◆ **What is asked**: Please reproduce, without any change, the lines of the listing from the line containing "page-number: 2 (614, 1660, 627, 1682)" through the line containing "text-run: एवं सोमध्ये", both of those lines included.

(Spatial layout entries)
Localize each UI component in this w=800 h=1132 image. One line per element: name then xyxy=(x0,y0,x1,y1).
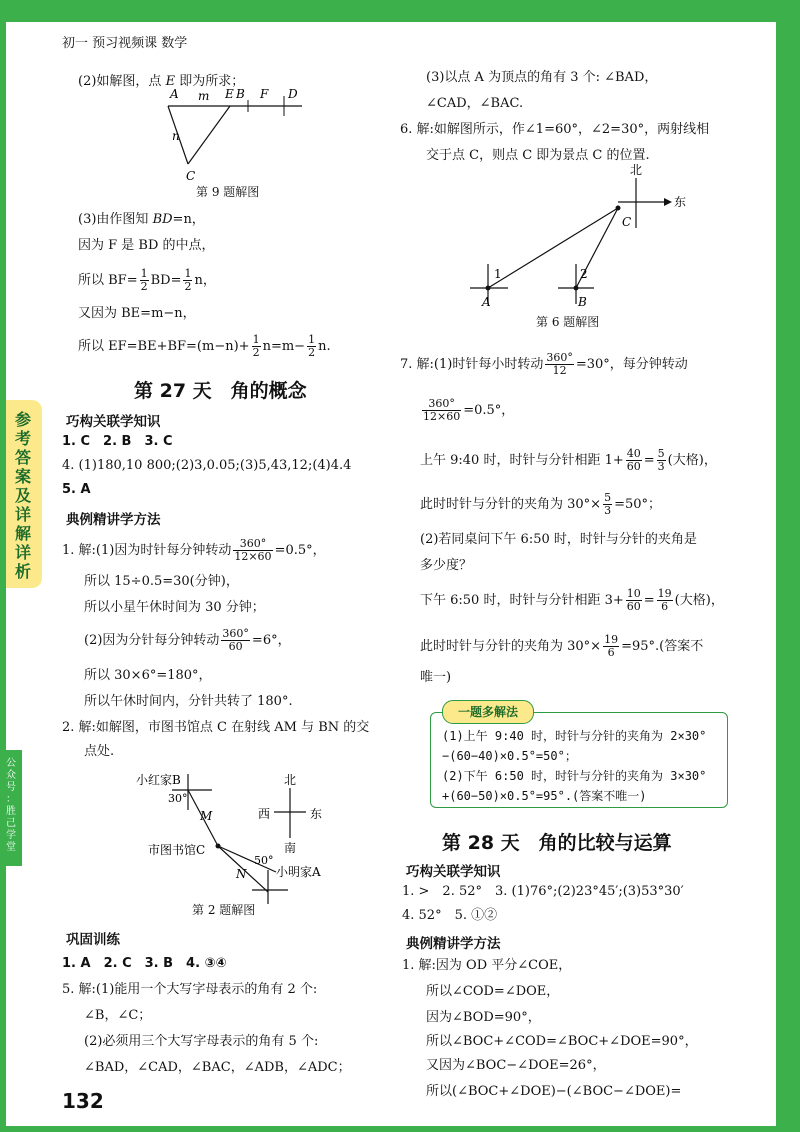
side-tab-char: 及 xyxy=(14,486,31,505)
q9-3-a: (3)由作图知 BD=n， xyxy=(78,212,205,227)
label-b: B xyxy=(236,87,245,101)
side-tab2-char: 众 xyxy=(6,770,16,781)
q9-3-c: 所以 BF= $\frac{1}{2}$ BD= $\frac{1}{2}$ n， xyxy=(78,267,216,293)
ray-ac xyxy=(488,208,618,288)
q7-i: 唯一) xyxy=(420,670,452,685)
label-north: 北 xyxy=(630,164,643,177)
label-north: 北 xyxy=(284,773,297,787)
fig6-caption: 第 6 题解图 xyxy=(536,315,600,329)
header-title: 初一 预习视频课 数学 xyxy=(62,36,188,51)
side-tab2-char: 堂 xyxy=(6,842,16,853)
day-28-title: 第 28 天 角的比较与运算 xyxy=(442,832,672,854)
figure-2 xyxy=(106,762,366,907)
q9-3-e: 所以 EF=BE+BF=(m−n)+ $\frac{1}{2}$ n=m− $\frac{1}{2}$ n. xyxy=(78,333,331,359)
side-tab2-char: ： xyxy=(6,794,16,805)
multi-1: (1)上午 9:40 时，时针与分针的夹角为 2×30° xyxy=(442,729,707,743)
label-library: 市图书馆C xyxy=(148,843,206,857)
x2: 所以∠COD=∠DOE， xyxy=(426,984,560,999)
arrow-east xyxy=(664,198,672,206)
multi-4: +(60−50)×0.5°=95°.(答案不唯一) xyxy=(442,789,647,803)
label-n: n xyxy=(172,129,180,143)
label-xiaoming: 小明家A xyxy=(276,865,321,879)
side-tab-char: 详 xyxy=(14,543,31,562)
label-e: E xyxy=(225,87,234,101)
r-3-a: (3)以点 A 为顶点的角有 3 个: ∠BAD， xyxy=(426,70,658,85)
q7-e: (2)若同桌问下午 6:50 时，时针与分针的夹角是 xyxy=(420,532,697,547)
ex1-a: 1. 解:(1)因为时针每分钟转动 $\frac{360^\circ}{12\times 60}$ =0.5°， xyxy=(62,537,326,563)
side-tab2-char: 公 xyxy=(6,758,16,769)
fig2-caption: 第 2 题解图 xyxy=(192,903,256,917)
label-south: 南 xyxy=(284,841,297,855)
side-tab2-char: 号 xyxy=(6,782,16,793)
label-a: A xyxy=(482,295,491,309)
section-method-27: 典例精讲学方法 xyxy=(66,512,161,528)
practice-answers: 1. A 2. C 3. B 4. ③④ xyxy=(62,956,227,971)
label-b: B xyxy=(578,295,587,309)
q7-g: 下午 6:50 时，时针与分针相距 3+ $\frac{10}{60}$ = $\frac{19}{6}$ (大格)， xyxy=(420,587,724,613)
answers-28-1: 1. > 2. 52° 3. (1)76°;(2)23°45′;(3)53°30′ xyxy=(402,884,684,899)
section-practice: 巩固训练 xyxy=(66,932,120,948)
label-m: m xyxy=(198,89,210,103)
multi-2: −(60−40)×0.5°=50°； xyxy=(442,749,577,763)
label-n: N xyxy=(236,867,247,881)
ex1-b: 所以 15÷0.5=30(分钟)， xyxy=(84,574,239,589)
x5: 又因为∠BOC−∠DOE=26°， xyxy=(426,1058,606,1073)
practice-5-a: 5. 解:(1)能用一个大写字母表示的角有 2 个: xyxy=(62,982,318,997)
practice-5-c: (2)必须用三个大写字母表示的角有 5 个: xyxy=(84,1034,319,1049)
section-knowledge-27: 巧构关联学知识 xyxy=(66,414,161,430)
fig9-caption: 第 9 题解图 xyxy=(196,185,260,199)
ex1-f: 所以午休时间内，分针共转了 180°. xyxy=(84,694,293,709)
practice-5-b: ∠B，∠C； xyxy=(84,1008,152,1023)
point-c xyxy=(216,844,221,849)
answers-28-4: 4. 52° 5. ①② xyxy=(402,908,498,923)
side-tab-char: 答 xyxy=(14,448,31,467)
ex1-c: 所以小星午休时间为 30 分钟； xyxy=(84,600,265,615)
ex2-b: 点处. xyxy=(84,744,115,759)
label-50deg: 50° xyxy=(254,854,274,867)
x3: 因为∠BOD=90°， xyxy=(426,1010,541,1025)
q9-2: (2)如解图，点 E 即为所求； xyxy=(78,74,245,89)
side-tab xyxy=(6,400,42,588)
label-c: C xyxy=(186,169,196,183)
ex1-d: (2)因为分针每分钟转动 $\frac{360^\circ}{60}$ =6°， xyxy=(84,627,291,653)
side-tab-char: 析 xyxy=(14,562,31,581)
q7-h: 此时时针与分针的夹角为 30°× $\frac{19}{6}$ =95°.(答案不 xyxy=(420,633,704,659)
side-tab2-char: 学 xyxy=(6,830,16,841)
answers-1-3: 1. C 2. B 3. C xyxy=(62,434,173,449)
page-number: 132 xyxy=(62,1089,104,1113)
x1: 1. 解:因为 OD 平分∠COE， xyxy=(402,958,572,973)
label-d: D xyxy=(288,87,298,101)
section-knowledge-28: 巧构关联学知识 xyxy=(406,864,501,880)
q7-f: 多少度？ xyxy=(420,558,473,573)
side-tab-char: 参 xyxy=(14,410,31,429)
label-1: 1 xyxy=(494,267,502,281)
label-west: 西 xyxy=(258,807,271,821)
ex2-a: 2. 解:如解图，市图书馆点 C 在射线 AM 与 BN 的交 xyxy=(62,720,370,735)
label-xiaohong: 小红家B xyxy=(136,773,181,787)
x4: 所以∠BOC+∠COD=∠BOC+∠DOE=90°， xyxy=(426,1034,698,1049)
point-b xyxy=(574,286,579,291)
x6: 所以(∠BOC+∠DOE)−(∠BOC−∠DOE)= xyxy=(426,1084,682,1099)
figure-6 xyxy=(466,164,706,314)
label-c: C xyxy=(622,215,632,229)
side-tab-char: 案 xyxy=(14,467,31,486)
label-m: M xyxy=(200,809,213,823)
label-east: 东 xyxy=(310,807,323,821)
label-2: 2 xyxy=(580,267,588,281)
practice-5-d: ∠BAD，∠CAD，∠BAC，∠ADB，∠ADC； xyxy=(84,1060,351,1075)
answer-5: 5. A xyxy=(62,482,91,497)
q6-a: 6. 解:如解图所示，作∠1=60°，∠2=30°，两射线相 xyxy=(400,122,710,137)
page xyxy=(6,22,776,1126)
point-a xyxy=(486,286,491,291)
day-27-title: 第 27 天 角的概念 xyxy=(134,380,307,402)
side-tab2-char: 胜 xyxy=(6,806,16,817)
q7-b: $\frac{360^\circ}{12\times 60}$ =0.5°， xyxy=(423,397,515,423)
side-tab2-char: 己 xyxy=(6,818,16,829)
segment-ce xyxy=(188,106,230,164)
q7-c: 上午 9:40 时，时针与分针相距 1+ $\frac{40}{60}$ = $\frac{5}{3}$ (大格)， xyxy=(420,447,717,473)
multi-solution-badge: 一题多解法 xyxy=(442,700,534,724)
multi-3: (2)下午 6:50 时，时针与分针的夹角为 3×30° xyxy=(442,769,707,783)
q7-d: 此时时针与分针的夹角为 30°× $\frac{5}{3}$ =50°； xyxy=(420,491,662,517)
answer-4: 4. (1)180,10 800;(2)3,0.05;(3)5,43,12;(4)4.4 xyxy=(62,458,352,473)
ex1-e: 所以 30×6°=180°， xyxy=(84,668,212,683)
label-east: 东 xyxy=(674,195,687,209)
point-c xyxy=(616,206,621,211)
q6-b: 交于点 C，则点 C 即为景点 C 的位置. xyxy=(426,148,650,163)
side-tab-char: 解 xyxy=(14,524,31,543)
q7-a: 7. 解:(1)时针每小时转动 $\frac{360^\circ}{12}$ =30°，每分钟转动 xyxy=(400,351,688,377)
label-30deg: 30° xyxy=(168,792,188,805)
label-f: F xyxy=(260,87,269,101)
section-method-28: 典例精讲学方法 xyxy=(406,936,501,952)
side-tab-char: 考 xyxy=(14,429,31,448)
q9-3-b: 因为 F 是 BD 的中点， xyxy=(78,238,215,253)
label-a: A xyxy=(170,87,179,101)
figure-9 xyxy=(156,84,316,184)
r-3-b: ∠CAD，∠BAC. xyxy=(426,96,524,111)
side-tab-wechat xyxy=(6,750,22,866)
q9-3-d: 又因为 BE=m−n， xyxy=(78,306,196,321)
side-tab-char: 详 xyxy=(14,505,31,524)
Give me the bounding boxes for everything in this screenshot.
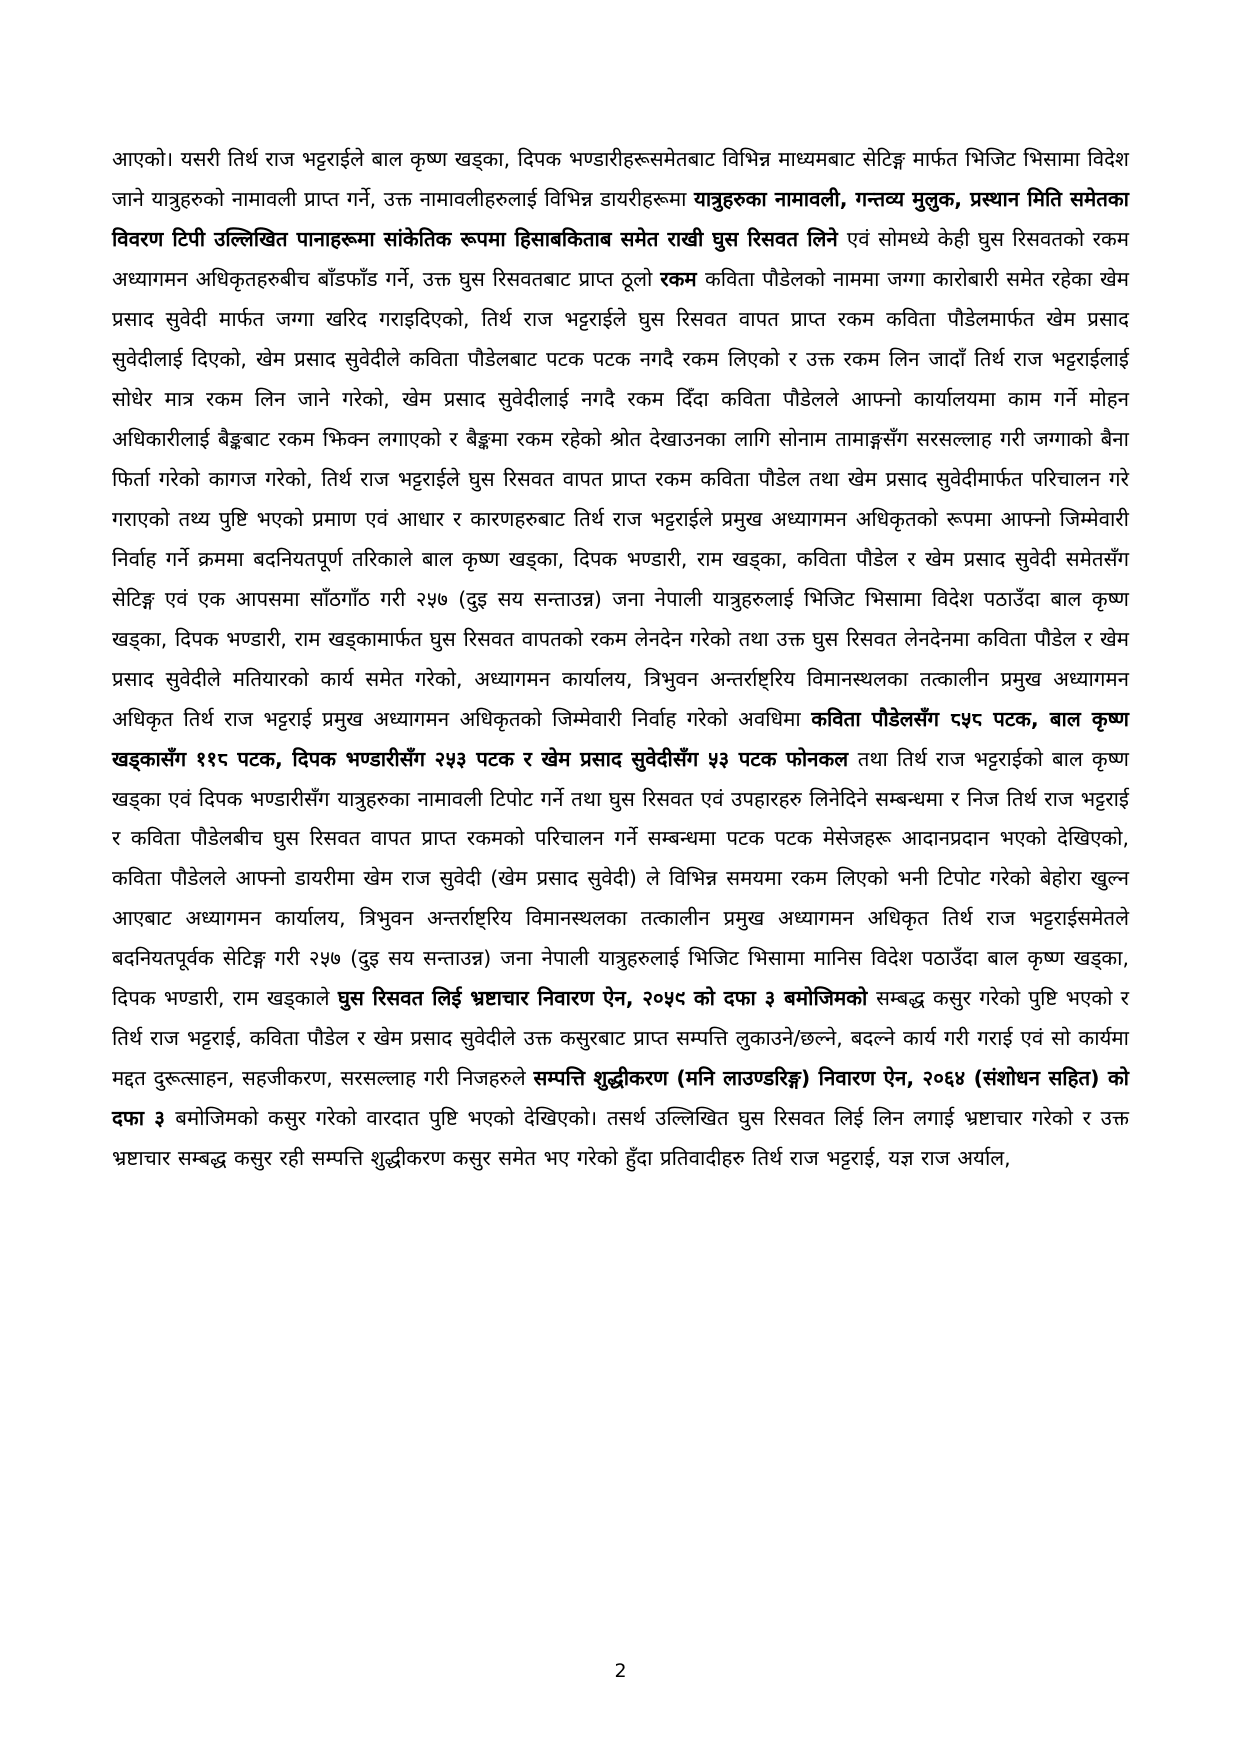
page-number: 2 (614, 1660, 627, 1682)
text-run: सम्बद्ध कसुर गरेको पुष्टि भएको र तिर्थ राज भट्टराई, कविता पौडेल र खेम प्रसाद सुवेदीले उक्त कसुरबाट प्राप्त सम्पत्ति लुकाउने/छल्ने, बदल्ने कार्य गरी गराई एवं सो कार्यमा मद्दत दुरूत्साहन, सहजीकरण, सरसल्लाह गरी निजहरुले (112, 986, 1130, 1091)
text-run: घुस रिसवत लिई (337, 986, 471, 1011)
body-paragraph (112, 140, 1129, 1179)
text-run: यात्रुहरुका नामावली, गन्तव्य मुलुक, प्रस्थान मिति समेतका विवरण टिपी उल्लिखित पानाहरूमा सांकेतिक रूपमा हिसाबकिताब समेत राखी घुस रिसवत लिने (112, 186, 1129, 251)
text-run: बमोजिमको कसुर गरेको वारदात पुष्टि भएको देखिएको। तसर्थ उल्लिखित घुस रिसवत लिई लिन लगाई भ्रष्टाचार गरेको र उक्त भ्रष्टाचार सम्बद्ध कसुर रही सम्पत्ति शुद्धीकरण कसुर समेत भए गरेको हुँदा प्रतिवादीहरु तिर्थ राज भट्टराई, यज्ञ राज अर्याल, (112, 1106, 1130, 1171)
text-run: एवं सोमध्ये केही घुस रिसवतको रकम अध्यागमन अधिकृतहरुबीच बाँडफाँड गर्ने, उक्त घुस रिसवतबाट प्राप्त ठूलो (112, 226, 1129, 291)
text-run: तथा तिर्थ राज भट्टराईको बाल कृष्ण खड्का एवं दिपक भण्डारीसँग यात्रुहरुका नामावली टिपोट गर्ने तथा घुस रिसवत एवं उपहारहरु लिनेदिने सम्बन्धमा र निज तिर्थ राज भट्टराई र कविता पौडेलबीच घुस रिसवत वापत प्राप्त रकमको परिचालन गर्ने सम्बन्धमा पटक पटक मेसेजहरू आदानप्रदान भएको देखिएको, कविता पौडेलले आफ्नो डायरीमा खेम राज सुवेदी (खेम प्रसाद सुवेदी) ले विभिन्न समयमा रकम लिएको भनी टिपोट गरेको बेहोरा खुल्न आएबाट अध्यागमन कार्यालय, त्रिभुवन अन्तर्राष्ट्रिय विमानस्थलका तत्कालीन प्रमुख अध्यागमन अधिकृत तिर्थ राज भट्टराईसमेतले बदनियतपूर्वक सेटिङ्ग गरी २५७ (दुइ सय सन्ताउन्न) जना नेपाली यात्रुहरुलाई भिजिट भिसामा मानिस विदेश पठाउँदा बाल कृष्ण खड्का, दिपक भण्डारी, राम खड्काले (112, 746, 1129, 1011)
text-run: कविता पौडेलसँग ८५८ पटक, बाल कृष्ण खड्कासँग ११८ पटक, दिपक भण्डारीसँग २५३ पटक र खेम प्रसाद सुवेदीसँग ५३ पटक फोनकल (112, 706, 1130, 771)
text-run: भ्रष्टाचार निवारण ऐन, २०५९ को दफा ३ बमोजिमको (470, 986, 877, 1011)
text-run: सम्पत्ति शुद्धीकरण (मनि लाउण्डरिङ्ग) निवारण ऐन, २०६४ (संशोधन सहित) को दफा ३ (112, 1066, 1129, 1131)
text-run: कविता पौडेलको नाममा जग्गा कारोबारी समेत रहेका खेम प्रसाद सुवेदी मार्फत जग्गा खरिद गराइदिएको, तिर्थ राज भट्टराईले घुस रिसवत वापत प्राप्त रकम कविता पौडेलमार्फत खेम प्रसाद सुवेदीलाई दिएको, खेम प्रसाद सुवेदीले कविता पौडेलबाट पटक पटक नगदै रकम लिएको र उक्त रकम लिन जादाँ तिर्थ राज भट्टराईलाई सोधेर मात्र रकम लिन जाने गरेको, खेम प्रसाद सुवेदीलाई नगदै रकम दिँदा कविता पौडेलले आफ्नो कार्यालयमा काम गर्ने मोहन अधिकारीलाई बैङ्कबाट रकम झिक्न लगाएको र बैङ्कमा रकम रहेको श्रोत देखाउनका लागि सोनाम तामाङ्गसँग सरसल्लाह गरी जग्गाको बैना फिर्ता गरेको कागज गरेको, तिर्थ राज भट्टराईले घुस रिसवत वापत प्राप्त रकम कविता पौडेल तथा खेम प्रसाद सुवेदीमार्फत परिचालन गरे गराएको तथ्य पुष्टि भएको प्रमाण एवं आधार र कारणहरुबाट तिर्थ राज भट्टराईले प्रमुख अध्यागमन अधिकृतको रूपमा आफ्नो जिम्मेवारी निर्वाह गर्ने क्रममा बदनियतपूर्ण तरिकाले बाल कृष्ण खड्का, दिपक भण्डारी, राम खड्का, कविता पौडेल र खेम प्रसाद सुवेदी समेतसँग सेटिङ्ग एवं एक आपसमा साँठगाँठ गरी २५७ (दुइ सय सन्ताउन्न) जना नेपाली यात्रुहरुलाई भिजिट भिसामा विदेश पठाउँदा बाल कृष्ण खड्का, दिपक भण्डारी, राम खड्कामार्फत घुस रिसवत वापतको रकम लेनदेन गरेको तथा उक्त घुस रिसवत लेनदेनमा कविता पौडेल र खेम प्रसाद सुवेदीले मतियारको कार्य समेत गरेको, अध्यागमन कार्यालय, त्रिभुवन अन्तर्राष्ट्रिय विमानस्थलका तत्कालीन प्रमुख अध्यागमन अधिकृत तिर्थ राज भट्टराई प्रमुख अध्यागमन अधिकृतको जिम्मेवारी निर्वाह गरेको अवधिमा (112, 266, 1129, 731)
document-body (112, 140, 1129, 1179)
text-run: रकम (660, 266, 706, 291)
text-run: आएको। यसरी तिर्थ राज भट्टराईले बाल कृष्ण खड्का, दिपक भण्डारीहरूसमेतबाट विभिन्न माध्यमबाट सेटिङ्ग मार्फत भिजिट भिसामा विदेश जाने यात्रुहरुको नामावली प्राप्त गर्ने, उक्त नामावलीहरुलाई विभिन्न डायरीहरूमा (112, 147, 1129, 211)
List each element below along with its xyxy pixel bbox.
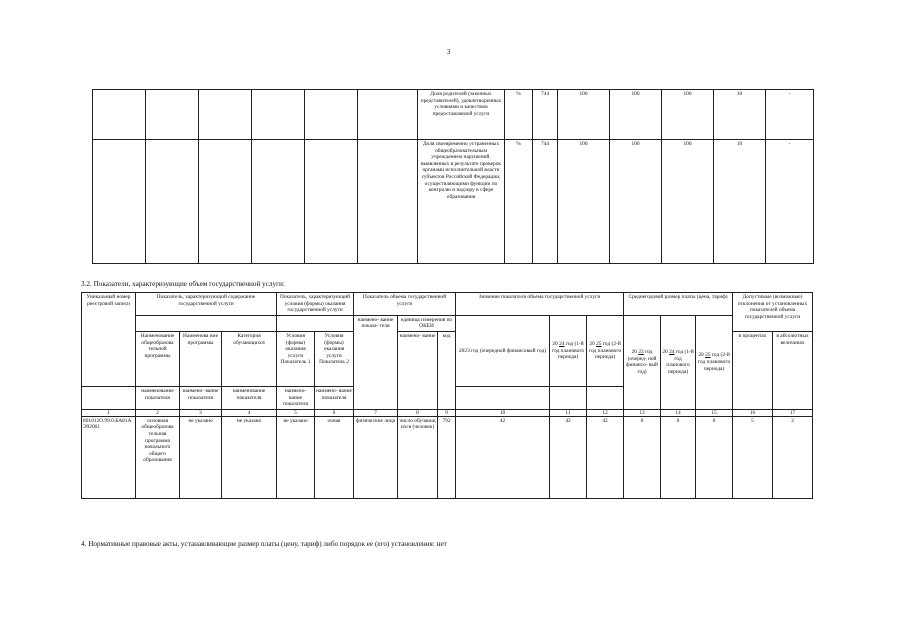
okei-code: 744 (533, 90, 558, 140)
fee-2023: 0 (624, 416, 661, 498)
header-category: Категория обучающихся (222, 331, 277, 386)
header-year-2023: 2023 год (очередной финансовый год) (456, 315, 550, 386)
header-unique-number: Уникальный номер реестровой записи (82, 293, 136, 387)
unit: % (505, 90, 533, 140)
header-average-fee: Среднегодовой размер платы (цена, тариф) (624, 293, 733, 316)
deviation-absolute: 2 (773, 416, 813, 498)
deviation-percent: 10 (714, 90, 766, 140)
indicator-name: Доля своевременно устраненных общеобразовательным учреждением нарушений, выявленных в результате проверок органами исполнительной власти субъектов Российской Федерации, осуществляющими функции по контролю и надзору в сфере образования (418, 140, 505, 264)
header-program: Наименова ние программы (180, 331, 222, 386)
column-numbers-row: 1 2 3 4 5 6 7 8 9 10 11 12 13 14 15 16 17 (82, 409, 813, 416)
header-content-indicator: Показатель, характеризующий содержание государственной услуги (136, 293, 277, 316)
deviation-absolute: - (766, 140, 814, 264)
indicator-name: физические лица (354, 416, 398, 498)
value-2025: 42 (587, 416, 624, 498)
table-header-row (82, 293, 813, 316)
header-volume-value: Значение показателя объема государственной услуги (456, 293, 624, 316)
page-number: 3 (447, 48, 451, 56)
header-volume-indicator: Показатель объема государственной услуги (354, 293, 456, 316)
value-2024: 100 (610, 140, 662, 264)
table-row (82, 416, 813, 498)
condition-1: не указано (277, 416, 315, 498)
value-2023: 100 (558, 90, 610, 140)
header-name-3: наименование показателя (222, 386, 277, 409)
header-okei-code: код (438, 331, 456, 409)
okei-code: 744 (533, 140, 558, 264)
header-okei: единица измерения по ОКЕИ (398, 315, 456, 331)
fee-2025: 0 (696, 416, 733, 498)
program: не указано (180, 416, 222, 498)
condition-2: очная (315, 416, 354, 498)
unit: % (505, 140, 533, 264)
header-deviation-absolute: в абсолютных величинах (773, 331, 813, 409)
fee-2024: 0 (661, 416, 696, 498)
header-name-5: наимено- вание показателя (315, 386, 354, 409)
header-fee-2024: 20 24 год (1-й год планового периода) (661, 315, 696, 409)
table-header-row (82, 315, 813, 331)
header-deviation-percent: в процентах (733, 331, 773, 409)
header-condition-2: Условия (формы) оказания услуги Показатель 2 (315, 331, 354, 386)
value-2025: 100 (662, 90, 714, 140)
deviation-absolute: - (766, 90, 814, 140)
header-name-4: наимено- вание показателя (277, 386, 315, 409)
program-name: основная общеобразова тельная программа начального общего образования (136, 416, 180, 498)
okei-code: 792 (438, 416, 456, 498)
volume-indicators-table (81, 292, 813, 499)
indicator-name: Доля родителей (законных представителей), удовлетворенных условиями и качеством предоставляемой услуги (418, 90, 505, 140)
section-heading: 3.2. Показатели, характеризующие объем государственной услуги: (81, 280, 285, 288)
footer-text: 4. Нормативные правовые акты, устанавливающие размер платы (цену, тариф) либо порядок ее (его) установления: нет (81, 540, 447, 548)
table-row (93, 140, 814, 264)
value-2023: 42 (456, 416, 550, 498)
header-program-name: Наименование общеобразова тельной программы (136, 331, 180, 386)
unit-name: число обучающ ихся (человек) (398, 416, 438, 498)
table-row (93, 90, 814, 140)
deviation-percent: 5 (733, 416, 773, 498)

◆ **The solution**:
page-number: 2 (614, 1660, 627, 1682)
text-run: सम्बद्ध कसुर गरेको पुष्टि भएको र तिर्थ राज भट्टराई, कविता पौडेल र खेम प्रसाद सुवेदीले उक्त कसुरबाट प्राप्त सम्पत्ति लुकाउने/छल्ने, बदल्ने कार्य गरी गराई एवं सो कार्यमा मद्दत दुरूत्साहन, सहजीकरण, सरसल्लाह गरी निजहरुले (112, 986, 1130, 1091)
text-run: घुस रिसवत लिई (337, 986, 471, 1011)
body-paragraph (112, 140, 1129, 1179)
text-run: यात्रुहरुका नामावली, गन्तव्य मुलुक, प्रस्थान मिति समेतका विवरण टिपी उल्लिखित पानाहरूमा सांकेतिक रूपमा हिसाबकिताब समेत राखी घुस रिसवत लिने (112, 186, 1129, 251)
text-run: बमोजिमको कसुर गरेको वारदात पुष्टि भएको देखिएको। तसर्थ उल्लिखित घुस रिसवत लिई लिन लगाई भ्रष्टाचार गरेको र उक्त भ्रष्टाचार सम्बद्ध कसुर रही सम्पत्ति शुद्धीकरण कसुर समेत भए गरेको हुँदा प्रतिवादीहरु तिर्थ राज भट्टराई, यज्ञ राज अर्याल, (112, 1106, 1130, 1171)
text-run: एवं सोमध्ये केही घुस रिसवतको रकम अध्यागमन अधिकृतहरुबीच बाँडफाँड गर्ने, उक्त घुस रिसवतबाट प्राप्त ठूलो (112, 226, 1129, 291)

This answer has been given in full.